Edit the records by changing every "chevron-right-icon" to "arrow-right-icon", and reproduce every line otherwise unchanged.
-- START --
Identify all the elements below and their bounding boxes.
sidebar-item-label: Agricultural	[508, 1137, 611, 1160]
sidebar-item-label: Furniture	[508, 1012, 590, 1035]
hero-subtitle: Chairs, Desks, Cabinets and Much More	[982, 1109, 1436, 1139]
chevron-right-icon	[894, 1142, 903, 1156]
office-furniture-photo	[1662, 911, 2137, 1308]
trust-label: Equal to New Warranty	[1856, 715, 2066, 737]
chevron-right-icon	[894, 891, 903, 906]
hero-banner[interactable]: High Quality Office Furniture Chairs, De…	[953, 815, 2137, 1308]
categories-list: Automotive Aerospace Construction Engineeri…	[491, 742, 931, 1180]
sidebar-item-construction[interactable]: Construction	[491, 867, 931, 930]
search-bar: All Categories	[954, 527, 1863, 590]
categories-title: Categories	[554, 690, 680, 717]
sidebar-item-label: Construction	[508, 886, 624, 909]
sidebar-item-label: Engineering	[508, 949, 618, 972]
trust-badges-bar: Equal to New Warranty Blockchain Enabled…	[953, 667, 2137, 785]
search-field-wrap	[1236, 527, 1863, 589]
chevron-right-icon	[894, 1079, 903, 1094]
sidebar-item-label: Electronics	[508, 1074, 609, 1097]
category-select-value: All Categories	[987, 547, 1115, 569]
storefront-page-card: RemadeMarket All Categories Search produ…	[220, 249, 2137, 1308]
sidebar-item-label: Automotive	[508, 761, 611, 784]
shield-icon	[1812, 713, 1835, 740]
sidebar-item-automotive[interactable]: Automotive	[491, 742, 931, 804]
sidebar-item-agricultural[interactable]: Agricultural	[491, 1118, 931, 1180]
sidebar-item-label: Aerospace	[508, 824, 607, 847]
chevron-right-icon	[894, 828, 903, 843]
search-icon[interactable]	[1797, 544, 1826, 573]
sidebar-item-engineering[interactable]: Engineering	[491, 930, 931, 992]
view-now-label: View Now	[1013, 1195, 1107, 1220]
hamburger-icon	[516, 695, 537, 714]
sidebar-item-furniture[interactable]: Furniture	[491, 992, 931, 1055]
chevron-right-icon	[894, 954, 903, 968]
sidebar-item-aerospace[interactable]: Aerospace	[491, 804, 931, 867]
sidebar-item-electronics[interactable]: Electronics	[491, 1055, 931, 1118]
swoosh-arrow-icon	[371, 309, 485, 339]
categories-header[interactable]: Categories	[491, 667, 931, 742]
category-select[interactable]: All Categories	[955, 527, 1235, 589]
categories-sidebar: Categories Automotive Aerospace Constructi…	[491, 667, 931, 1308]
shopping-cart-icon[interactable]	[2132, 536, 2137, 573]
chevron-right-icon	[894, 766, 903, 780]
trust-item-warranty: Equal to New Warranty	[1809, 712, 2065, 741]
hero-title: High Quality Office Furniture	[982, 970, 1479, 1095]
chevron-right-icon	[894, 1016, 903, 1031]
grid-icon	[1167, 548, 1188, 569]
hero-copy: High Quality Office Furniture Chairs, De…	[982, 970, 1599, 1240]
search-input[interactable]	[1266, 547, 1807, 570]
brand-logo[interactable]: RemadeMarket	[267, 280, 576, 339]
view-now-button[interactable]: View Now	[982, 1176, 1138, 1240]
-- END --
» TASK SOLUTION:
Identify all the elements below and their bounding boxes.
sidebar-item-label: Agricultural	[508, 1137, 611, 1160]
sidebar-item-label: Furniture	[508, 1012, 590, 1035]
hero-subtitle: Chairs, Desks, Cabinets and Much More	[982, 1109, 1436, 1139]
arrow-right-icon	[894, 1142, 903, 1156]
office-furniture-photo	[1662, 911, 2137, 1308]
trust-label: Equal to New Warranty	[1856, 715, 2066, 737]
arrow-right-icon	[894, 891, 903, 906]
hero-banner[interactable]: High Quality Office Furniture Chairs, De…	[953, 815, 2137, 1308]
categories-list: Automotive Aerospace Construction Engineeri…	[491, 742, 931, 1180]
sidebar-item-construction[interactable]: Construction	[491, 867, 931, 930]
search-bar: All Categories	[954, 527, 1863, 590]
categories-title: Categories	[554, 690, 680, 717]
sidebar-item-label: Construction	[508, 886, 624, 909]
sidebar-item-label: Engineering	[508, 949, 618, 972]
trust-badges-bar: Equal to New Warranty Blockchain Enabled…	[953, 667, 2137, 785]
search-field-wrap	[1236, 527, 1863, 589]
arrow-right-icon	[894, 1079, 903, 1094]
sidebar-item-label: Electronics	[508, 1074, 609, 1097]
category-select-value: All Categories	[987, 547, 1115, 569]
storefront-page-card: RemadeMarket All Categories Search produ…	[220, 249, 2137, 1308]
sidebar-item-label: Automotive	[508, 761, 611, 784]
shield-icon	[1812, 713, 1835, 740]
sidebar-item-automotive[interactable]: Automotive	[491, 742, 931, 804]
sidebar-item-agricultural[interactable]: Agricultural	[491, 1118, 931, 1180]
sidebar-item-label: Aerospace	[508, 824, 607, 847]
arrow-right-icon	[894, 828, 903, 843]
search-icon[interactable]	[1797, 544, 1826, 573]
sidebar-item-engineering[interactable]: Engineering	[491, 930, 931, 992]
view-now-label: View Now	[1013, 1195, 1107, 1220]
hamburger-icon	[516, 695, 537, 714]
sidebar-item-furniture[interactable]: Furniture	[491, 992, 931, 1055]
arrow-right-icon	[894, 954, 903, 968]
sidebar-item-aerospace[interactable]: Aerospace	[491, 804, 931, 867]
sidebar-item-electronics[interactable]: Electronics	[491, 1055, 931, 1118]
swoosh-arrow-icon	[371, 309, 485, 339]
categories-header[interactable]: Categories	[491, 667, 931, 742]
category-select[interactable]: All Categories	[955, 527, 1235, 589]
categories-sidebar: Categories Automotive Aerospace Constructi…	[491, 667, 931, 1308]
shopping-cart-icon[interactable]	[2132, 536, 2137, 573]
arrow-right-icon	[894, 766, 903, 780]
trust-item-warranty: Equal to New Warranty	[1809, 712, 2065, 741]
hero-title: High Quality Office Furniture	[982, 970, 1479, 1095]
arrow-right-icon	[894, 1016, 903, 1031]
grid-icon	[1167, 548, 1188, 569]
hero-copy: High Quality Office Furniture Chairs, De…	[982, 970, 1599, 1240]
search-input[interactable]	[1266, 547, 1807, 570]
brand-logo[interactable]: RemadeMarket	[267, 280, 576, 339]
view-now-button[interactable]: View Now	[982, 1176, 1138, 1240]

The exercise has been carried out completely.